* [Text shown]:
* BEGIN *
# Why won't the arrow stay on the rest?



## neednew1 (Jan 7, 2006)

*Arrow*

Sounds like your nock is being pinched when drawing. When string gets angled it will pinch the nock. Spread out you D loop, or try a narrower nock and see what happens.


----------



## jpm_mq2 (May 22, 2004)

For sure nock pinch.Make that loop wider and it will stop.


----------



## Big Ben 75 (Apr 14, 2009)

its nock pinch no doudt


----------



## Roskoe (Apr 15, 2007)

Do you have nocksets tied in on each side of the nock, and then your D Loop tied on the outside of the nocksets? There is a tutorial on this site by Greg/MO on this subject - pretty thorough.


----------



## BT Gaurdian (May 23, 2009)

I did separate the 'D' loop and it worked better. I'm convinced this is at least part of the issue. I'm not yet sure what the other part is. When I pull the 'D' loop with my caliper release, the loop closes back up. The bow tech I've been useing is gone for the holiday weekend. When he gets back I will pay him a visit and get this re-tied. 

I had an idea when I got the bow that I was going to need to replace the rest anyway. He has a drop-away that he says will work fine, for $55. I guess the Guardian is somewhat finicky as to what rest works the best. 

Thanks for your help.
Joe


----------



## jpm_mq2 (May 22, 2004)

Joe,i sent you a private message.


----------



## tmo (Feb 5, 2009)

nock pinch . nock sets are a must for me. first thing i would do is nock an arrow , then bend it up and down , if your nock sets are a bit loose , you may pick up some wiggle room . (but if they are that loose, i would replace them )
if not , just cut it all loose and retye nocksets and loop. a small price to pay, for what is a huge safety issue .


----------



## Hoyt Thompson (May 7, 2007)

Here is my recommendation.

http://www.tigermountainarchery.com/TechTips/diesel_nock_and_dloop.htm

You are experiencing nock pinch cause by a D-loop that is too tight.

You need a little down pressure on the arrow causing the tip to stay in contact with rest.

There several other ways to achieve this and here is a great article on the pros and cons of different loops and tied nock sets.

http://www.dudleyarchery.info/articles/biissue34.pdf


----------



## Roskoe (Apr 15, 2007)
* END *
Stored data
* BEGIN *
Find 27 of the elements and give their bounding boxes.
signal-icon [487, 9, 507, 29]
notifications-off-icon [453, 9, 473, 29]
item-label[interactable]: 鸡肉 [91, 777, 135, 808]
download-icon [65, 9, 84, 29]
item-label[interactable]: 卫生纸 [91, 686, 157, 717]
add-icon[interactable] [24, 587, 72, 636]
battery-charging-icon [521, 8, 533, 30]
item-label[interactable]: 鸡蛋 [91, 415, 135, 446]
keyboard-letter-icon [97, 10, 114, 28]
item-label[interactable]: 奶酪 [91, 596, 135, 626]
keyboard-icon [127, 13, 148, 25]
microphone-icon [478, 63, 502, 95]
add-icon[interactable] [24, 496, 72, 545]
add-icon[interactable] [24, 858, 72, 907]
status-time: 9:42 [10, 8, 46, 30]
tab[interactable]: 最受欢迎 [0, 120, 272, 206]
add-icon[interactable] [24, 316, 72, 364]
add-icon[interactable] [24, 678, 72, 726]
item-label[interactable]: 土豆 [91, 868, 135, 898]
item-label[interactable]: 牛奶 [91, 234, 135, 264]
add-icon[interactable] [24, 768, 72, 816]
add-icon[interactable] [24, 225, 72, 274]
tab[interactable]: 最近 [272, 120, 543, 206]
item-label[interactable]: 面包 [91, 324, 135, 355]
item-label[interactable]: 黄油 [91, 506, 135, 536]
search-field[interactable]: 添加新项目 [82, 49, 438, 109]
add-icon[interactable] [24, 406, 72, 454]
* END *
* [To-do list]:
A - Convert the part of the stored data entries that runs from the first line through the line containing "add-icon[interactable] [24, 768, 72, 816]" into a numbered list, leaving out any blank lines.
B - Carry on the forum thread about the arrow that won't stay on the rest, starting after its last line.
The forum thread and the entries have no connection to each other.

* [Responses to the exercise]:
A -
1. Find 27 of the elements and give their bounding boxes.
2. signal-icon [487, 9, 507, 29]
3. notifications-off-icon [453, 9, 473, 29]
4. item-label[interactable]: 鸡肉 [91, 777, 135, 808]
5. download-icon [65, 9, 84, 29]
6. item-label[interactable]: 卫生纸 [91, 686, 157, 717]
7. add-icon[interactable] [24, 587, 72, 636]
8. battery-charging-icon [521, 8, 533, 30]
9. item-label[interactable]: 鸡蛋 [91, 415, 135, 446]
10. keyboard-letter-icon [97, 10, 114, 28]
11. item-label[interactable]: 奶酪 [91, 596, 135, 626]
12. keyboard-icon [127, 13, 148, 25]
13. microphone-icon [478, 63, 502, 95]
14. add-icon[interactable] [24, 496, 72, 545]
15. add-icon[interactable] [24, 858, 72, 907]
16. status-time: 9:42 [10, 8, 46, 30]
17. tab[interactable]: 最受欢迎 [0, 120, 272, 206]
18. add-icon[interactable] [24, 316, 72, 364]
19. add-icon[interactable] [24, 678, 72, 726]
20. item-label[interactable]: 土豆 [91, 868, 135, 898]
21. item-label[interactable]: 牛奶 [91, 234, 135, 264]
22. add-icon[interactable] [24, 768, 72, 816]

B -
I 'certainly wouldn't hesitate, in your case, to try running only a bottom tied in nockset - then the D Loop outside of that - to get a little downward pressure on the nock.


----------



## cat-fish (Apr 25, 2009)

is your nock set inside of your D-loop? if so i bet it's on top of the arrow nock.
if so take the nock set and put it on the string above to D-loop.
by having the nock set above the arrow nock your release is above the centerline of your arrow this pulls up on the arrow at full draw. and is what causes the arrow to lift off the rest just before full draw.

personaly i just use the D-loop, with no nock set but thats just me.

Hope this helps


----------



## Washi (Jan 23, 2005)

I would have the center serving replaced and have a new D-loop put on. There is a good chance the center serving being loose is letting the loop pull together. If the center serving is tight then it could just be the loop isn't tight enough on the serving so the knots are sliding. It could have just been put on with the knots too close together right from the start.


----------



## Hoythunter01 (Oct 23, 2005)

I appreciate the links Mr. Hoyt Thompson.


----------



## BT Gaurdian (May 23, 2009)

*For me this is fixed*

I went and had a QAD Ultra Rest mounted today. The same guy fixed the 'D' loop and now I'm happy. When I nock an arrow I can focus downrange and know that when I pull the string, the arrow will be where it's supposed to be, ready for me to shoot.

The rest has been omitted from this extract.